STORED RECORDS =
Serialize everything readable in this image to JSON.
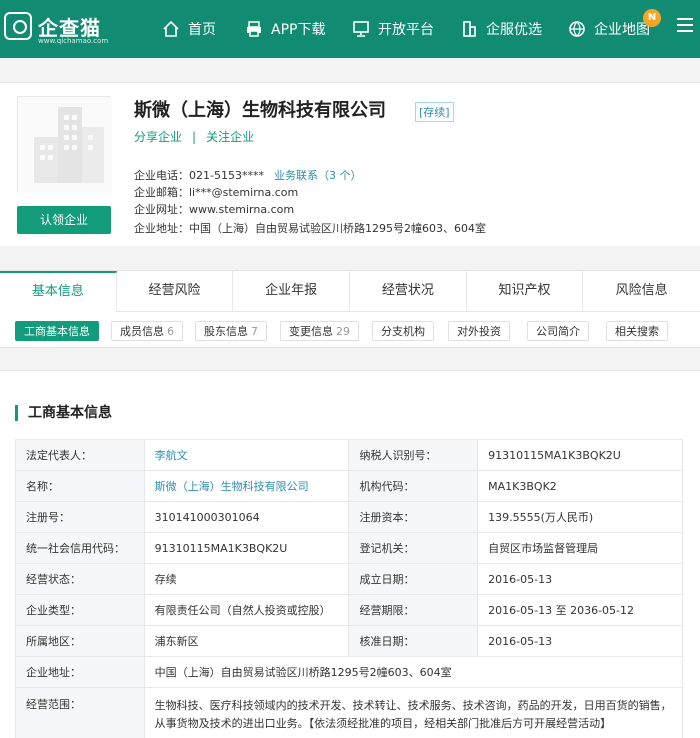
{
  "header": {
    "logo_text": "企查猫",
    "logo_sub": "www.qichamao.com",
    "nav": [
      {
        "label": "首页",
        "icon": "home-icon"
      },
      {
        "label": "APP下载",
        "icon": "printer-icon"
      },
      {
        "label": "开放平台",
        "icon": "monitor-icon"
      },
      {
        "label": "企服优选",
        "icon": "building-icon"
      },
      {
        "label": "企业地图",
        "icon": "globe-icon"
      }
    ],
    "badge": "N"
  },
  "company": {
    "name": "斯微（上海）生物科技有限公司",
    "status": "[存续]",
    "share": "分享企业",
    "sep": "|",
    "follow": "关注企业",
    "claim": "认领企业",
    "phone_label": "企业电话：",
    "phone": "021-5153****",
    "contact_link": "业务联系（3 个）",
    "email_label": "企业邮箱：",
    "email": "li***@stemirna.com",
    "site_label": "企业网址：",
    "site": "www.stemirna.com",
    "addr_label": "企业地址：",
    "addr": "中国（上海）自由贸易试验区川桥路1295号2幢603、604室"
  },
  "tabs": [
    "基本信息",
    "经营风险",
    "企业年报",
    "经营状况",
    "知识产权",
    "风险信息"
  ],
  "subtabs": [
    {
      "label": "工商基本信息",
      "num": ""
    },
    {
      "label": "成员信息",
      "num": "6"
    },
    {
      "label": "股东信息",
      "num": "7"
    },
    {
      "label": "变更信息",
      "num": "29"
    },
    {
      "label": "分支机构",
      "num": ""
    },
    {
      "label": "对外投资",
      "num": ""
    },
    {
      "label": "公司简介",
      "num": ""
    },
    {
      "label": "相关搜索",
      "num": ""
    }
  ],
  "section": {
    "title": "工商基本信息",
    "rows": [
      [
        "法定代表人：",
        "李航文",
        "纳税人识别号：",
        "91310115MA1K3BQK2U"
      ],
      [
        "名称：",
        "斯微（上海）生物科技有限公司",
        "机构代码：",
        "MA1K3BQK2"
      ],
      [
        "注册号：",
        "310141000301064",
        "注册资本：",
        "139.5555(万人民币)"
      ],
      [
        "统一社会信用代码：",
        "91310115MA1K3BQK2U",
        "登记机关：",
        "自贸区市场监督管理局"
      ],
      [
        "经营状态：",
        "存续",
        "成立日期：",
        "2016-05-13"
      ],
      [
        "企业类型：",
        "有限责任公司（自然人投资或控股）",
        "经营期限：",
        "2016-05-13 至 2036-05-12"
      ],
      [
        "所属地区：",
        "浦东新区",
        "核准日期：",
        "2016-05-13"
      ]
    ],
    "address_label": "企业地址：",
    "address": "中国（上海）自由贸易试验区川桥路1295号2幢603、604室",
    "scope_label": "经营范围：",
    "scope": "生物科技、医疗科技领域内的技术开发、技术转让、技术服务、技术咨询，药品的开发，日用百货的销售，从事货物及技术的进出口业务。【依法须经批准的项目，经相关部门批准后方可开展经营活动】"
  }
}
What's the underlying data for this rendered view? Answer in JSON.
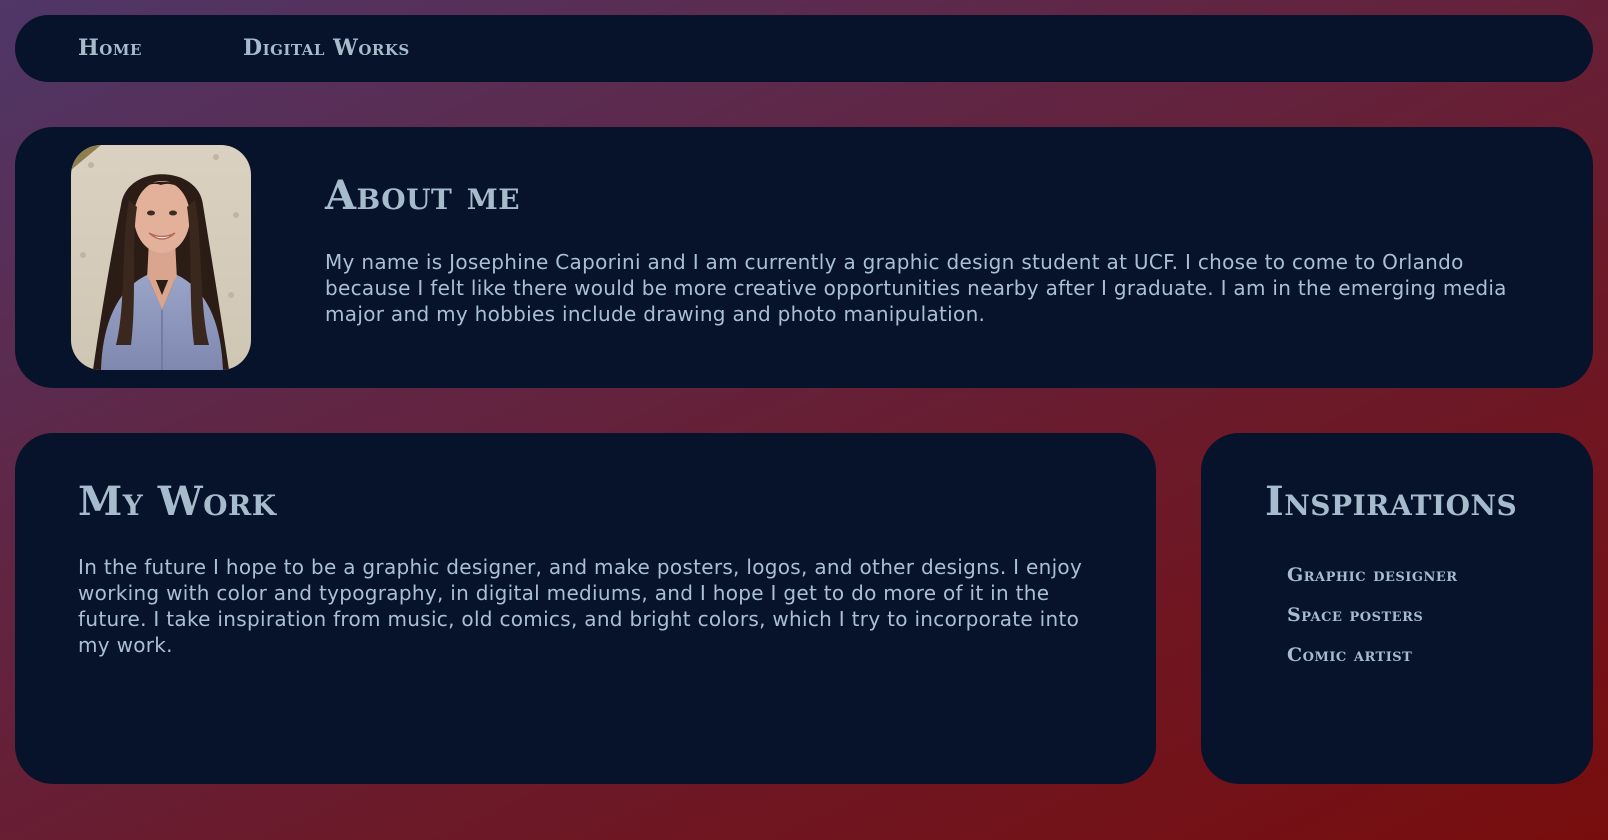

YOUR OBJECTIVE =
Write out again every line above exactly as given; the pictures do not belong in the copy.

WORKED ANSWER =
Serialize everything readable in this image to JSON.
{
  "header": {
    "logo_text": "企查猫",
    "logo_sub": "www.qichamao.com",
    "nav": [
      {
        "label": "首页",
        "icon": "home-icon"
      },
      {
        "label": "APP下载",
        "icon": "printer-icon"
      },
      {
        "label": "开放平台",
        "icon": "monitor-icon"
      },
      {
        "label": "企服优选",
        "icon": "building-icon"
      },
      {
        "label": "企业地图",
        "icon": "globe-icon"
      }
    ],
    "badge": "N"
  },
  "company": {
    "name": "斯微（上海）生物科技有限公司",
    "status": "[存续]",
    "share": "分享企业",
    "sep": "|",
    "follow": "关注企业",
    "claim": "认领企业",
    "phone_label": "企业电话：",
    "phone": "021-5153****",
    "contact_link": "业务联系（3 个）",
    "email_label": "企业邮箱：",
    "email": "li***@stemirna.com",
    "site_label": "企业网址：",
    "site": "www.stemirna.com",
    "addr_label": "企业地址：",
    "addr": "中国（上海）自由贸易试验区川桥路1295号2幢603、604室"
  },
  "tabs": [
    "基本信息",
    "经营风险",
    "企业年报",
    "经营状况",
    "知识产权",
    "风险信息"
  ],
  "subtabs": [
    {
      "label": "工商基本信息",
      "num": ""
    },
    {
      "label": "成员信息",
      "num": "6"
    },
    {
      "label": "股东信息",
      "num": "7"
    },
    {
      "label": "变更信息",
      "num": "29"
    },
    {
      "label": "分支机构",
      "num": ""
    },
    {
      "label": "对外投资",
      "num": ""
    },
    {
      "label": "公司简介",
      "num": ""
    },
    {
      "label": "相关搜索",
      "num": ""
    }
  ],
  "section": {
    "title": "工商基本信息",
    "rows": [
      [
        "法定代表人：",
        "李航文",
        "纳税人识别号：",
        "91310115MA1K3BQK2U"
      ],
      [
        "名称：",
        "斯微（上海）生物科技有限公司",
        "机构代码：",
        "MA1K3BQK2"
      ],
      [
        "注册号：",
        "310141000301064",
        "注册资本：",
        "139.5555(万人民币)"
      ],
      [
        "统一社会信用代码：",
        "91310115MA1K3BQK2U",
        "登记机关：",
        "自贸区市场监督管理局"
      ],
      [
        "经营状态：",
        "存续",
        "成立日期：",
        "2016-05-13"
      ],
      [
        "企业类型：",
        "有限责任公司（自然人投资或控股）",
        "经营期限：",
        "2016-05-13 至 2036-05-12"
      ],
      [
        "所属地区：",
        "浦东新区",
        "核准日期：",
        "2016-05-13"
      ]
    ],
    "address_label": "企业地址：",
    "address": "中国（上海）自由贸易试验区川桥路1295号2幢603、604室",
    "scope_label": "经营范围：",
    "scope": "生物科技、医疗科技领域内的技术开发、技术转让、技术服务、技术咨询，药品的开发，日用百货的销售，从事货物及技术的进出口业务。【依法须经批准的项目，经相关部门批准后方可开展经营活动】"
  }
}
What's the underlying data for this rendered view? Answer in JSON.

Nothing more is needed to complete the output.